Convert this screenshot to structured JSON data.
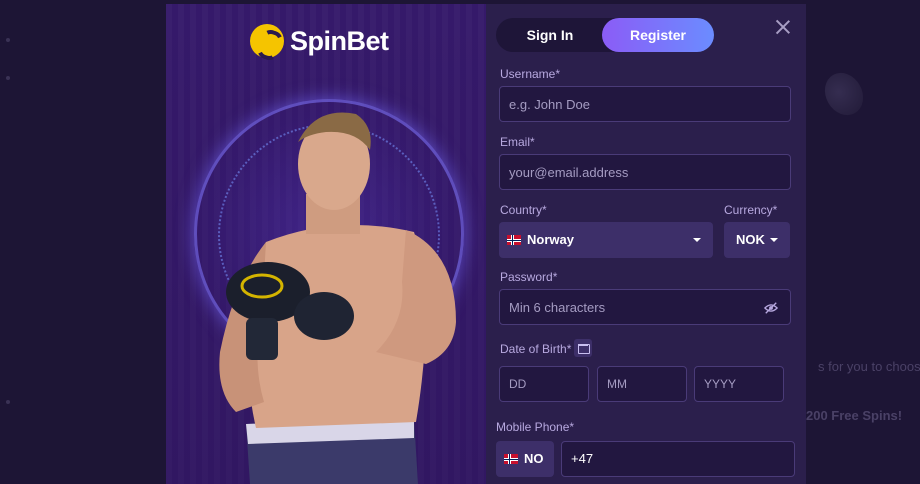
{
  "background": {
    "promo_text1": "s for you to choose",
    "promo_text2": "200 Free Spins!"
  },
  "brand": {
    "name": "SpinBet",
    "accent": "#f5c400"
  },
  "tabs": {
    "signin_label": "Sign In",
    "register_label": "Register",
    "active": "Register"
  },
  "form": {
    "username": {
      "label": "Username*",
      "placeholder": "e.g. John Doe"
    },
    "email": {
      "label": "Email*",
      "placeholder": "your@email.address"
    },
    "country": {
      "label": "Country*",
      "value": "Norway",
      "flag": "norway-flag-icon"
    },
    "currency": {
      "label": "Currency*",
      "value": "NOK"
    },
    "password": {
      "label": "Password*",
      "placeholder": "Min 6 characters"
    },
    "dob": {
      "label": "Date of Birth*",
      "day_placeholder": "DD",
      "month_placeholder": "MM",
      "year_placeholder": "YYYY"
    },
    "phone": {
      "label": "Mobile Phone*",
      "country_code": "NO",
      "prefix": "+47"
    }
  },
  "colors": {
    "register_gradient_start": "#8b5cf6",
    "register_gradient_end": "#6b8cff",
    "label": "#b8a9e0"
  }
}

■ ■ ■ ■ ■ ■ ■

Direction :: Every entry above needs to be retyped exactly; drop the pictures.

Full answer ::
Convert this screenshot to structured JSON data.
{
  "background": {
    "promo_text1": "s for you to choose",
    "promo_text2": "200 Free Spins!"
  },
  "brand": {
    "name": "SpinBet",
    "accent": "#f5c400"
  },
  "tabs": {
    "signin_label": "Sign In",
    "register_label": "Register",
    "active": "Register"
  },
  "form": {
    "username": {
      "label": "Username*",
      "placeholder": "e.g. John Doe"
    },
    "email": {
      "label": "Email*",
      "placeholder": "your@email.address"
    },
    "country": {
      "label": "Country*",
      "value": "Norway",
      "flag": "norway-flag-icon"
    },
    "currency": {
      "label": "Currency*",
      "value": "NOK"
    },
    "password": {
      "label": "Password*",
      "placeholder": "Min 6 characters"
    },
    "dob": {
      "label": "Date of Birth*",
      "day_placeholder": "DD",
      "month_placeholder": "MM",
      "year_placeholder": "YYYY"
    },
    "phone": {
      "label": "Mobile Phone*",
      "country_code": "NO",
      "prefix": "+47"
    }
  },
  "colors": {
    "register_gradient_start": "#8b5cf6",
    "register_gradient_end": "#6b8cff",
    "label": "#b8a9e0"
  }
}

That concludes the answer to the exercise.